Problem details:
Your answer must be an exact copy of the lines from the one holding "What does this" through the last line of the entries below, with nothing added.

Start of Source data

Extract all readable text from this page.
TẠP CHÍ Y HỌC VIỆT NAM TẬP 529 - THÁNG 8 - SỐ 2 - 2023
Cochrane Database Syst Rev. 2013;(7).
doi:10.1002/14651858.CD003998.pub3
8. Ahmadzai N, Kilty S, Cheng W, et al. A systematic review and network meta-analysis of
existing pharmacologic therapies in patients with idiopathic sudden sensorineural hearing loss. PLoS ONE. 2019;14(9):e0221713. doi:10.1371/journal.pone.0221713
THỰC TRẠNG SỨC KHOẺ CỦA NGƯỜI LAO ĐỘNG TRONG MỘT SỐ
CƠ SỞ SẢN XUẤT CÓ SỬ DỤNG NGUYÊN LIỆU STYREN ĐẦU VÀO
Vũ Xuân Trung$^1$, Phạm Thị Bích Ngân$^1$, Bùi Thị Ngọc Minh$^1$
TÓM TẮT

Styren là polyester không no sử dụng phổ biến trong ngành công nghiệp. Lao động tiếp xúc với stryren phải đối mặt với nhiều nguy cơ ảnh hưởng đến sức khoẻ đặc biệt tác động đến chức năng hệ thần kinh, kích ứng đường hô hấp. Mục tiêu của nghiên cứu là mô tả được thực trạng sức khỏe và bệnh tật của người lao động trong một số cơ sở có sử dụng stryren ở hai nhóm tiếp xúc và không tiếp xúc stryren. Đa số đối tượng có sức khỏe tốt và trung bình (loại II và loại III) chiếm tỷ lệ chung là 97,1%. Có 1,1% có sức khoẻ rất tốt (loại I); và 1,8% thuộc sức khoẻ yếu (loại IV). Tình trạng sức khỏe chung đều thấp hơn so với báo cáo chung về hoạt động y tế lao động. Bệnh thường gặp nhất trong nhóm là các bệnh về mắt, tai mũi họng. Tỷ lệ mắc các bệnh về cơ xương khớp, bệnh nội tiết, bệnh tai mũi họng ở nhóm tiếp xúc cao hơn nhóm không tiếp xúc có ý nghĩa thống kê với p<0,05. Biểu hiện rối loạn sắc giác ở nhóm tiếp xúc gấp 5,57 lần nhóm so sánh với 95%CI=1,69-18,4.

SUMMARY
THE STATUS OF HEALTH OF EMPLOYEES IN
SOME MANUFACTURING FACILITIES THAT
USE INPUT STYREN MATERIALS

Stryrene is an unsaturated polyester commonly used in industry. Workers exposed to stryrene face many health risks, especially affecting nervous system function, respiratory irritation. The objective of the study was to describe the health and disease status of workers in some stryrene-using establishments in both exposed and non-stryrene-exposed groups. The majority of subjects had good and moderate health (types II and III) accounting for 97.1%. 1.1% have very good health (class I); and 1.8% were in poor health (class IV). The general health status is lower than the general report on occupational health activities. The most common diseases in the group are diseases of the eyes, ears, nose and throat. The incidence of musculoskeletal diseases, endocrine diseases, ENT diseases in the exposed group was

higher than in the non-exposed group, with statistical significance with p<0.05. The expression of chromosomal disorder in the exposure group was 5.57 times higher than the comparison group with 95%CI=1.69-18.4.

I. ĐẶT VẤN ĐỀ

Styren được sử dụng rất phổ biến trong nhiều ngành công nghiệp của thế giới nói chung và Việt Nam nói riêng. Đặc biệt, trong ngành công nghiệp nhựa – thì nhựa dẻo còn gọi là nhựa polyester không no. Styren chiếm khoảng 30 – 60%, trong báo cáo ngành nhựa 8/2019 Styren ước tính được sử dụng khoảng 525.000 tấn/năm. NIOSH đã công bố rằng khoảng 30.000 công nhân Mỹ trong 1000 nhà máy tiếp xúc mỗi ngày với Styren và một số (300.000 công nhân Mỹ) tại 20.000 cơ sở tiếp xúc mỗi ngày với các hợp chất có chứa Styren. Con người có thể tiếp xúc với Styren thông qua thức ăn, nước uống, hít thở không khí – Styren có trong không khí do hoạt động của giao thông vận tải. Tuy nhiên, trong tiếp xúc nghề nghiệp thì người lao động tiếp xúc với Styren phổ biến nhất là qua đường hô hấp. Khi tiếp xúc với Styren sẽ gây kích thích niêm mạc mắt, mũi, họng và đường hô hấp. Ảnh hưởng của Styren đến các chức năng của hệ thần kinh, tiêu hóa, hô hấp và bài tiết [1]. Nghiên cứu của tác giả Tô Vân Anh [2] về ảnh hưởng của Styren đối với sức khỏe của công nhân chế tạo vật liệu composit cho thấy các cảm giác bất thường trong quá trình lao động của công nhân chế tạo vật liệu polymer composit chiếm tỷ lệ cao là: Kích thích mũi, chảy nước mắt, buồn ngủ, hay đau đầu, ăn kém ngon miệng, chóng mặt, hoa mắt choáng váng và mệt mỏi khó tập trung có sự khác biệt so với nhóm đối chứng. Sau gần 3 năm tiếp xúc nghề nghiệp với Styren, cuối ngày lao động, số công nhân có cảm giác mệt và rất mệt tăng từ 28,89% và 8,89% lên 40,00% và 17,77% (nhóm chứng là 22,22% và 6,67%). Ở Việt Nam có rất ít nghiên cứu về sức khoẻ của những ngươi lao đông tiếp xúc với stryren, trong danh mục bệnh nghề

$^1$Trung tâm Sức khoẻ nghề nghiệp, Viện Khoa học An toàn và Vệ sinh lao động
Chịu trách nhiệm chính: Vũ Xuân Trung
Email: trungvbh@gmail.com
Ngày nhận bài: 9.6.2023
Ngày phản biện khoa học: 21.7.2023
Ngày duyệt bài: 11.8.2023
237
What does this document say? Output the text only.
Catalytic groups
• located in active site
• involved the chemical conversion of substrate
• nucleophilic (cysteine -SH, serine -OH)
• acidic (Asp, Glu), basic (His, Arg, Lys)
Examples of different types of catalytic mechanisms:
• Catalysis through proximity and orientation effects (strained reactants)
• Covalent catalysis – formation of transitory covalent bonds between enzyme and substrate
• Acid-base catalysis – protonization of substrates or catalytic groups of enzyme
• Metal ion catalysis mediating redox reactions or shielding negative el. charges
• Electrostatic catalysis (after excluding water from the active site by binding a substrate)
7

End of Source data

Problem solution:
What does this document say? Output the text only.
Catalytic groups
• located in active site
• involved the chemical conversion of substrate
• nucleophilic (cysteine -SH, serine -OH)
• acidic (Asp, Glu), basic (His, Arg, Lys)
Examples of different types of catalytic mechanisms:
• Catalysis through proximity and orientation effects (strained reactants)
• Covalent catalysis – formation of transitory covalent bonds between enzyme and substrate
• Acid-base catalysis – protonization of substrates or catalytic groups of enzyme
• Metal ion catalysis mediating redox reactions or shielding negative el. charges
• Electrostatic catalysis (after excluding water from the active site by binding a substrate)
7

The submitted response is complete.